═════ INPUT ROWS ═════
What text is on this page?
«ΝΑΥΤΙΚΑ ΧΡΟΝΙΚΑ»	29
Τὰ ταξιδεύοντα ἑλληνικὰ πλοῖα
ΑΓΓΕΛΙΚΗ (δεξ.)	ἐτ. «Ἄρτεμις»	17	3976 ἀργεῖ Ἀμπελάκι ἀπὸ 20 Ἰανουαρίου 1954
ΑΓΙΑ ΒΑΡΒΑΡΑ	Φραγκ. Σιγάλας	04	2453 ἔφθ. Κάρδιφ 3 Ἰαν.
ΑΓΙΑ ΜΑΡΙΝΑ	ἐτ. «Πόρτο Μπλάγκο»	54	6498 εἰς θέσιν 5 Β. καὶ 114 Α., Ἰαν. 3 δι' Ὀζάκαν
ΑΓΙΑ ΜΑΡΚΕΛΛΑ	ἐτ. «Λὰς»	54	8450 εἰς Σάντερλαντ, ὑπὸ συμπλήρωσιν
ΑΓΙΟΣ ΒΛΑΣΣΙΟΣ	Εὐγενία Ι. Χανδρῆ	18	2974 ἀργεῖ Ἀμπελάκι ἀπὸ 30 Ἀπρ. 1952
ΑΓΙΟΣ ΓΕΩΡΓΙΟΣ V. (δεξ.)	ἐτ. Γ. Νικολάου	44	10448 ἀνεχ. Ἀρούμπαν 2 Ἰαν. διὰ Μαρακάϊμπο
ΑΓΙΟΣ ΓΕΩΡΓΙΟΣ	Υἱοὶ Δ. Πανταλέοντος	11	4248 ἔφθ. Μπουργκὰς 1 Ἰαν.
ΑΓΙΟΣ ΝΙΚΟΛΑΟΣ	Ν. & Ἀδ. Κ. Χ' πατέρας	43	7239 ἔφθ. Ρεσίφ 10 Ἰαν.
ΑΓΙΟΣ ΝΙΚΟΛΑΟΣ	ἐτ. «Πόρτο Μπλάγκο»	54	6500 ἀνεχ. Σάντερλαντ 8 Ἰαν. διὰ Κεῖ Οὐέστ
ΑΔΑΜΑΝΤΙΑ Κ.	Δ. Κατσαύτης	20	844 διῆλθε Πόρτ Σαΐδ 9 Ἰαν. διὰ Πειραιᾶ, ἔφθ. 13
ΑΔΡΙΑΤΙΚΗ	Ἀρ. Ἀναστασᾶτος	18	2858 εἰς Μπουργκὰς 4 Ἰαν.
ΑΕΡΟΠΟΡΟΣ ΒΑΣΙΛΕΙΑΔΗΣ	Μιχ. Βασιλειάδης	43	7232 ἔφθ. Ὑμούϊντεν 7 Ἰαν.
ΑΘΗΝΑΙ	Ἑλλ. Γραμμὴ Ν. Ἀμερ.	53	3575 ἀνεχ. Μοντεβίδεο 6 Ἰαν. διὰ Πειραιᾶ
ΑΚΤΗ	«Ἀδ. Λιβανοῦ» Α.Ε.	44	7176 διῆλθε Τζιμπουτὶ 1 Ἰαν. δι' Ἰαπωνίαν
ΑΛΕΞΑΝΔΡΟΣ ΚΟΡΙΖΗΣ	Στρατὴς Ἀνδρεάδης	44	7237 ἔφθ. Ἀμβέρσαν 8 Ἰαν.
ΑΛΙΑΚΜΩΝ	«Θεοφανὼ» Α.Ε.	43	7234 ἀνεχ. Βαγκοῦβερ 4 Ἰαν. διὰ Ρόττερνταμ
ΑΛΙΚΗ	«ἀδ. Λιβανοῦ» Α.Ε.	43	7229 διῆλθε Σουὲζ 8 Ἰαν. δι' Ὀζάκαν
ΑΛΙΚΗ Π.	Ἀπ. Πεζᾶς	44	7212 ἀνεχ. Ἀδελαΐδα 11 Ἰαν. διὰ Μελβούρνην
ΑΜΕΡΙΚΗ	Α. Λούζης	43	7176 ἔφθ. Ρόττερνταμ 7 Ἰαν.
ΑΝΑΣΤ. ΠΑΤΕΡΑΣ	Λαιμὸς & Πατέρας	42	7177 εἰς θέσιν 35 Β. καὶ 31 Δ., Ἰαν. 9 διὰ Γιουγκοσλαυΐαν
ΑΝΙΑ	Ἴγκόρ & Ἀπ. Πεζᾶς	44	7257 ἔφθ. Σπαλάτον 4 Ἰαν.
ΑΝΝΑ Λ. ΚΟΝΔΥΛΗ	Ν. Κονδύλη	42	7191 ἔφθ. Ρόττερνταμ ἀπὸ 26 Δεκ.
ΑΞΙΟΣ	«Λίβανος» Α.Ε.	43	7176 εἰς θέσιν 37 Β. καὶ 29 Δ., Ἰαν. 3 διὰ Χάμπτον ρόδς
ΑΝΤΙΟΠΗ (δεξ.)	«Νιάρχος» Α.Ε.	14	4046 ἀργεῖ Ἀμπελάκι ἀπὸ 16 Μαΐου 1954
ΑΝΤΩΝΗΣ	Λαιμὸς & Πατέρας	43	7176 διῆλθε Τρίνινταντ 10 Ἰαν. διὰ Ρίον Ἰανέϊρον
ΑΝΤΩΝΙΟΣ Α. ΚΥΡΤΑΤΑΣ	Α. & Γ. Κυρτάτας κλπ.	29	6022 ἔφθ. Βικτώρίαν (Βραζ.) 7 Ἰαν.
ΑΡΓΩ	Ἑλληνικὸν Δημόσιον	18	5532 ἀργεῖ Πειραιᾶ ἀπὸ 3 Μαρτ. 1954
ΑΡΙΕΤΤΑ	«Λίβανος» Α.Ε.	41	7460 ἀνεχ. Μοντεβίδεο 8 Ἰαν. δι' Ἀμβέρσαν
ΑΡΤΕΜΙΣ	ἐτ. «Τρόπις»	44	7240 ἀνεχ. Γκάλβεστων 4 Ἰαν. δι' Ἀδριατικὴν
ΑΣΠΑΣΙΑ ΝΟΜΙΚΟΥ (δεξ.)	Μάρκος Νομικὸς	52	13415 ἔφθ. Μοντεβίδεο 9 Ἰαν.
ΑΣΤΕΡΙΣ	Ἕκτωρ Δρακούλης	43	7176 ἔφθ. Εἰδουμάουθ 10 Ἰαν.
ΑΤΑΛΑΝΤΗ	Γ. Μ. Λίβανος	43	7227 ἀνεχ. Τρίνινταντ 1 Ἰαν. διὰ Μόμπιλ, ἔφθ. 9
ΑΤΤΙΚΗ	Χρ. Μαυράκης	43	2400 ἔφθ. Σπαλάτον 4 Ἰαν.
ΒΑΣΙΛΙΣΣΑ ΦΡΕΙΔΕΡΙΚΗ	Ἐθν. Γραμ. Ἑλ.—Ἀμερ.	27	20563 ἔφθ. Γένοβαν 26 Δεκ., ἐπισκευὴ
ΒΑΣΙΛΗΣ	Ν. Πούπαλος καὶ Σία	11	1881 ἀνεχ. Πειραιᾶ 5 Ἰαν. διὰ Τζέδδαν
═════
## SET TASK
In the listing above, find the lines holding the word "ΑΛΙΚΗ" and copy them.

## EXERCISE OUTPUT
ΑΛΙΚΗ	«ἀδ. Λιβανοῦ» Α.Ε.	43	7229 διῆλθε Σουὲζ 8 Ἰαν. δι' Ὀζάκαν
ΑΛΙΚΗ Π.	Ἀπ. Πεζᾶς	44	7212 ἀνεχ. Ἀδελαΐδα 11 Ἰαν. διὰ Μελβούρνην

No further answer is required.